WHAT TO WORK ON:
Leave out the pictures and repeat everything else in the records exactly.

DATA ENTRIES:
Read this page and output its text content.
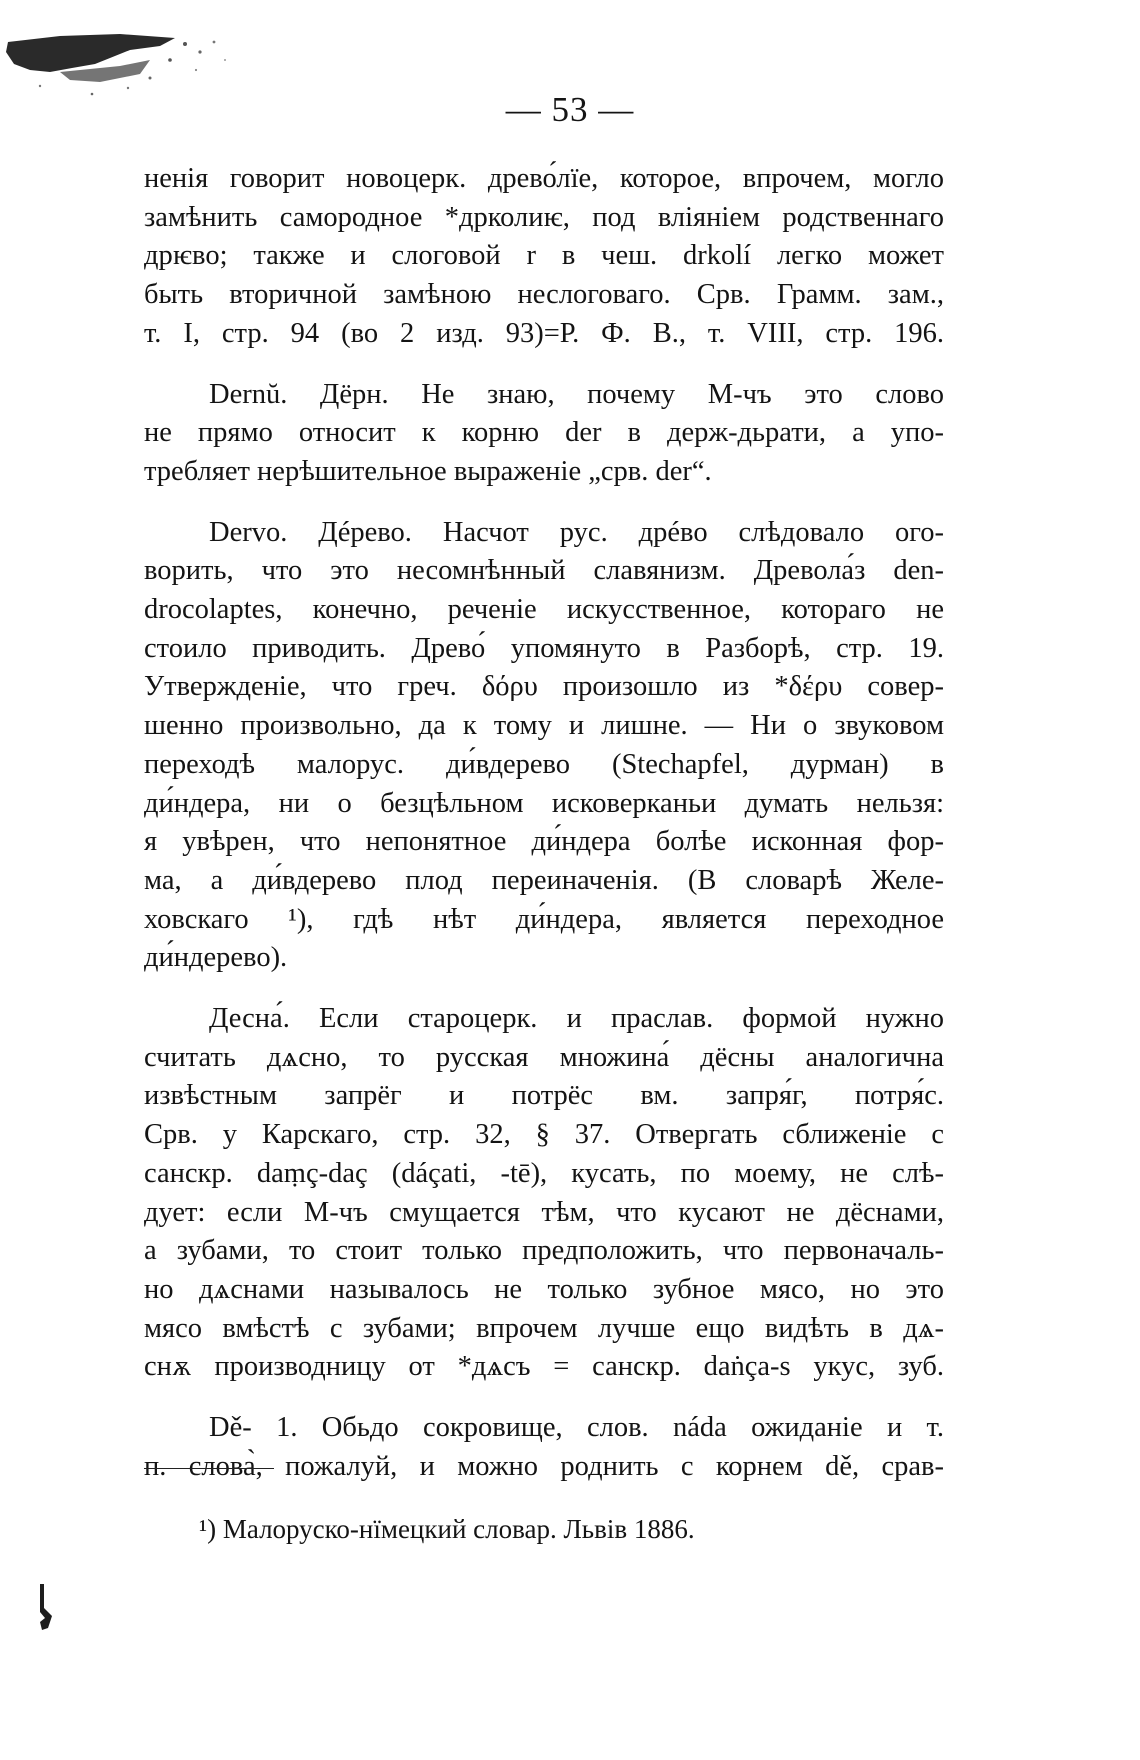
— 53 —

ненія говорит новоцерк. древо́лїе, которое, впрочем, могло
замѣнить самородное *дрколиѥ, под вліяніем родственнаго
дрѥво; также и слоговой r в чеш. drkolí легко может
быть вторичной замѣною неслоговаго. Срв. Грамм. зам.,
т. I, стр. 94 (во 2 изд. 93)=Р. Ф. В., т. VIII, стр. 196.

Dernŭ. Дёрн. Не знаю, почему М-чъ это слово
не прямо относит к корню der в держ-дьрати, а упо-
требляет нерѣшительное выраженіе „срв. der“.

Dervo. Дéрево. Насчот рус. дрéво слѣдовало ого-
ворить, что это несомнѣнный славянизм. Древола́з den-
drocolaptes, конечно, реченіе искусственное, котораго не
стоило приводить. Древо́ упомянуто в Разборѣ, стр. 19.
Утвержденіе, что греч. δόρυ произошло из *δέρυ совер-
шенно произвольно, да к тому и лишне. — Ни о звуковом
переходѣ малорус. ди́вдерево (Stechapfel, дурман) в
ди́ндера, ни о безцѣльном исковерканьи думать нельзя:
я увѣрен, что непонятное ди́ндера болѣе исконная фор-
ма, а ди́вдерево плод переиначенія. (В словарѣ Желе-
ховскаго ¹), гдѣ нѣт ди́ндера, является переходное
ди́ндерево).

Десна́. Если староцерк. и праслав. формой нужно
считать дѧсно, то русская множина́ дёсны аналогична
извѣстным запрёг и потрёс вм. запря́г, потря́с.
Срв. у Карскаго, стр. 32, § 37. Отвергать сближеніе с
санскр. daṃç-daç (dáçati, -tē), кусать, по моему, не слѣ-
дует: если М-чъ смущается тѣм, что кусают не дёснами,
а зубами, то стоит только предположить, что первоначаль-
но дѧснами называлось не только зубное мясо, но это
мясо вмѣстѣ с зубами; впрочем лучше ещо видѣть в дѧ-
снѫ производницу от *дѧсъ = санскр. daṅça-s укус, зуб.

Dě- 1. Обьдо сокровище, слов. náda ожиданіе и т.
п. слова̀, пожалуй, и можно роднить с корнем dě, срав-

¹) Малоруско-нїмецкий словар. Львів 1886.
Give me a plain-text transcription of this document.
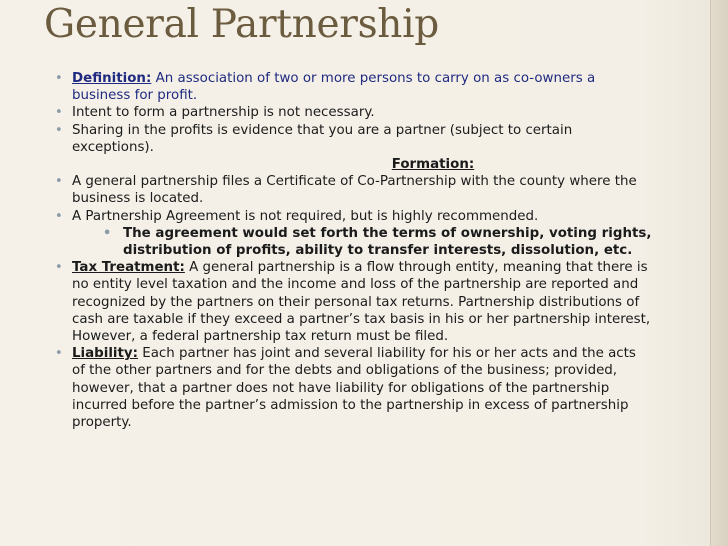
General Partnership
• Definition: An association of two or more persons to carry on as co-owners a business for profit.
• Intent to form a partnership is not necessary.
• Sharing in the profits is evidence that you are a partner (subject to certain exceptions).
Formation:
• A general partnership files a Certificate of Co-Partnership with the county where the business is located.
• A Partnership Agreement is not required, but is highly recommended.
• The agreement would set forth the terms of ownership, voting rights, distribution of profits, ability to transfer interests, dissolution, etc.
• Tax Treatment: A general partnership is a flow through entity, meaning that there is no entity level taxation and the income and loss of the partnership are reported and recognized by the partners on their personal tax returns. Partnership distributions of cash are taxable if they exceed a partner’s tax basis in his or her partnership interest, However, a federal partnership tax return must be filed.
• Liability: Each partner has joint and several liability for his or her acts and the acts of the other partners and for the debts and obligations of the business; provided, however, that a partner does not have liability for obligations of the partnership incurred before the partner’s admission to the partnership in excess of partnership property.
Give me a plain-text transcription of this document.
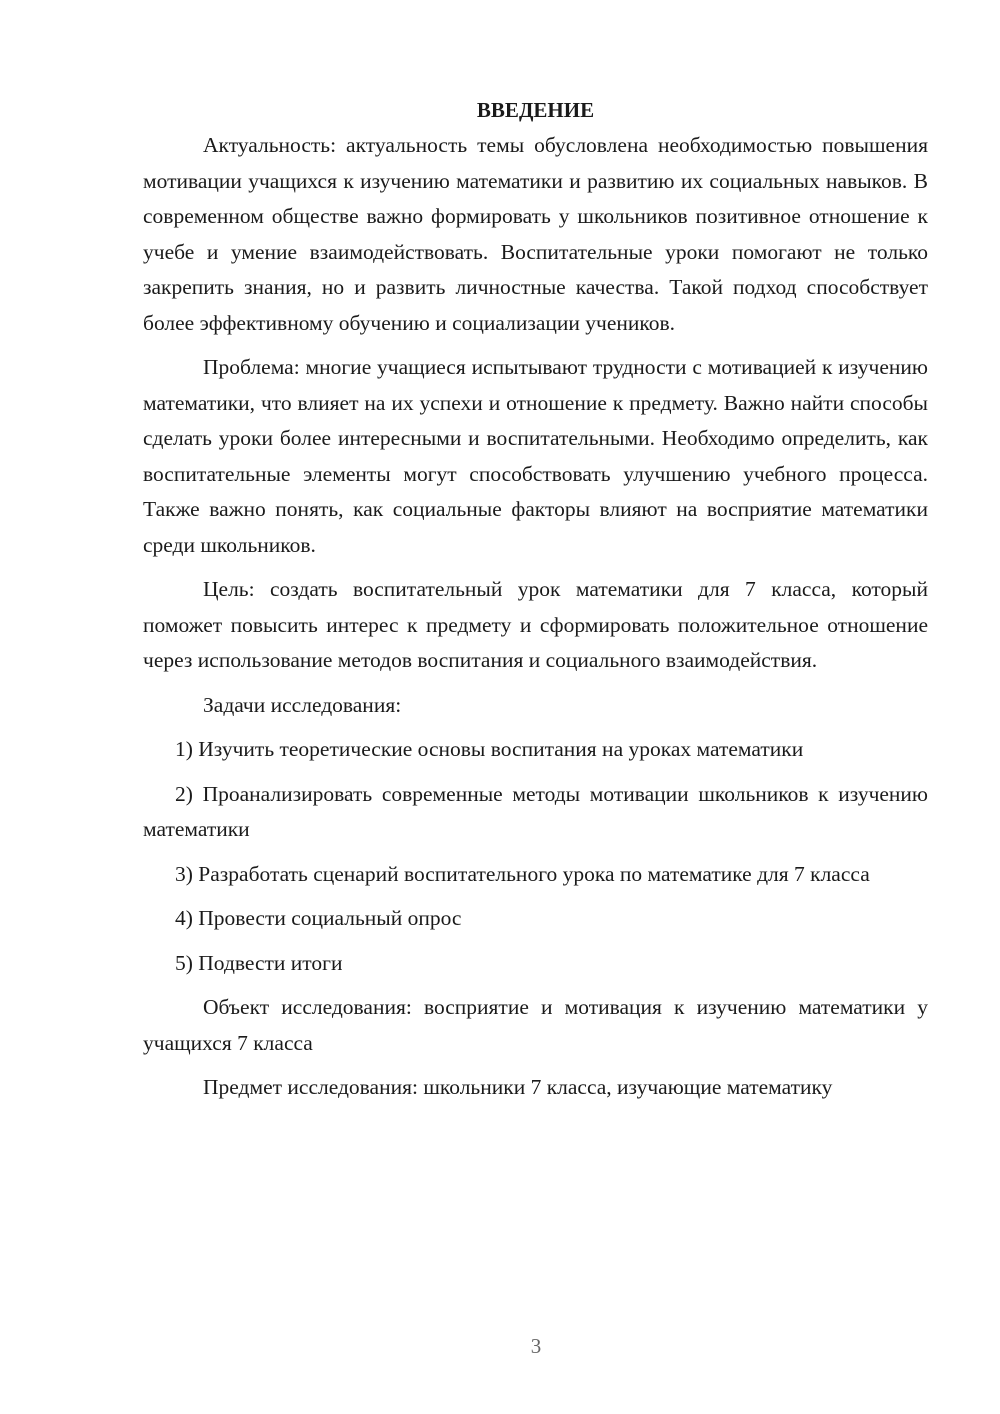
ВВЕДЕНИЕ

Актуальность: актуальность темы обусловлена необходимостью повышения мотивации учащихся к изучению математики и развитию их социальных навыков. В современном обществе важно формировать у школьников позитивное отношение к учебе и умение взаимодействовать. Воспитательные уроки помогают не только закрепить знания, но и развить личностные качества. Такой подход способствует более эффективному обучению и социализации учеников.

Проблема: многие учащиеся испытывают трудности с мотивацией к изучению математики, что влияет на их успехи и отношение к предмету. Важно найти способы сделать уроки более интересными и воспитательными. Необходимо определить, как воспитательные элементы могут способствовать улучшению учебного процесса. Также важно понять, как социальные факторы влияют на восприятие математики среди школьников.

Цель: создать воспитательный урок математики для 7 класса, который поможет повысить интерес к предмету и сформировать положительное отношение через использование методов воспитания и социального взаимодействия.

Задачи исследования:

1) Изучить теоретические основы воспитания на уроках математики

2) Проанализировать современные методы мотивации школьников к изучению математики

3) Разработать сценарий воспитательного урока по математике для 7 класса

4) Провести социальный опрос

5) Подвести итоги

Объект исследования: восприятие и мотивация к изучению математики у учащихся 7 класса

Предмет исследования: школьники 7 класса, изучающие математику

3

RESPONSE TO THIS EXERCISE:
Read this page and output its text content.
— 53 —

ненія говорит новоцерк. древо́лїе, которое, впрочем, могло
замѣнить самородное *дрколиѥ, под вліяніем родственнаго
дрѥво; также и слоговой r в чеш. drkolí легко может
быть вторичной замѣною неслоговаго. Срв. Грамм. зам.,
т. I, стр. 94 (во 2 изд. 93)=Р. Ф. В., т. VIII, стр. 196.

Dernŭ. Дёрн. Не знаю, почему М-чъ это слово
не прямо относит к корню der в держ-дьрати, а упо-
требляет нерѣшительное выраженіе „срв. der“.

Dervo. Дéрево. Насчот рус. дрéво слѣдовало ого-
ворить, что это несомнѣнный славянизм. Древола́з den-
drocolaptes, конечно, реченіе искусственное, котораго не
стоило приводить. Древо́ упомянуто в Разборѣ, стр. 19.
Утвержденіе, что греч. δόρυ произошло из *δέρυ совер-
шенно произвольно, да к тому и лишне. — Ни о звуковом
переходѣ малорус. ди́вдерево (Stechapfel, дурман) в
ди́ндера, ни о безцѣльном исковерканьи думать нельзя:
я увѣрен, что непонятное ди́ндера болѣе исконная фор-
ма, а ди́вдерево плод переиначенія. (В словарѣ Желе-
ховскаго ¹), гдѣ нѣт ди́ндера, является переходное
ди́ндерево).

Десна́. Если староцерк. и праслав. формой нужно
считать дѧсно, то русская множина́ дёсны аналогична
извѣстным запрёг и потрёс вм. запря́г, потря́с.
Срв. у Карскаго, стр. 32, § 37. Отвергать сближеніе с
санскр. daṃç-daç (dáçati, -tē), кусать, по моему, не слѣ-
дует: если М-чъ смущается тѣм, что кусают не дёснами,
а зубами, то стоит только предположить, что первоначаль-
но дѧснами называлось не только зубное мясо, но это
мясо вмѣстѣ с зубами; впрочем лучше ещо видѣть в дѧ-
снѫ производницу от *дѧсъ = санскр. daṅça-s укус, зуб.

Dě- 1. Обьдо сокровище, слов. náda ожиданіе и т.
п. слова̀, пожалуй, и можно роднить с корнем dě, срав-

¹) Малоруско-нїмецкий словар. Львів 1886.
Give me a plain-text transcription of this document.
General Partnership
• Definition: An association of two or more persons to carry on as co-owners a business for profit.
• Intent to form a partnership is not necessary.
• Sharing in the profits is evidence that you are a partner (subject to certain exceptions).
Formation:
• A general partnership files a Certificate of Co-Partnership with the county where the business is located.
• A Partnership Agreement is not required, but is highly recommended.
• The agreement would set forth the terms of ownership, voting rights, distribution of profits, ability to transfer interests, dissolution, etc.
• Tax Treatment: A general partnership is a flow through entity, meaning that there is no entity level taxation and the income and loss of the partnership are reported and recognized by the partners on their personal tax returns. Partnership distributions of cash are taxable if they exceed a partner’s tax basis in his or her partnership interest, However, a federal partnership tax return must be filed.
• Liability: Each partner has joint and several liability for his or her acts and the acts of the other partners and for the debts and obligations of the business; provided, however, that a partner does not have liability for obligations of the partnership incurred before the partner’s admission to the partnership in excess of partnership property.
Give me a plain-text transcription of this document.
ВВЕДЕНИЕ

Актуальность: актуальность темы обусловлена необходимостью повышения мотивации учащихся к изучению математики и развитию их социальных навыков. В современном обществе важно формировать у школьников позитивное отношение к учебе и умение взаимодействовать. Воспитательные уроки помогают не только закрепить знания, но и развить личностные качества. Такой подход способствует более эффективному обучению и социализации учеников.

Проблема: многие учащиеся испытывают трудности с мотивацией к изучению математики, что влияет на их успехи и отношение к предмету. Важно найти способы сделать уроки более интересными и воспитательными. Необходимо определить, как воспитательные элементы могут способствовать улучшению учебного процесса. Также важно понять, как социальные факторы влияют на восприятие математики среди школьников.

Цель: создать воспитательный урок математики для 7 класса, который поможет повысить интерес к предмету и сформировать положительное отношение через использование методов воспитания и социального взаимодействия.

Задачи исследования:

1) Изучить теоретические основы воспитания на уроках математики

2) Проанализировать современные методы мотивации школьников к изучению математики

3) Разработать сценарий воспитательного урока по математике для 7 класса

4) Провести социальный опрос

5) Подвести итоги

Объект исследования: восприятие и мотивация к изучению математики у учащихся 7 класса

Предмет исследования: школьники 7 класса, изучающие математику

3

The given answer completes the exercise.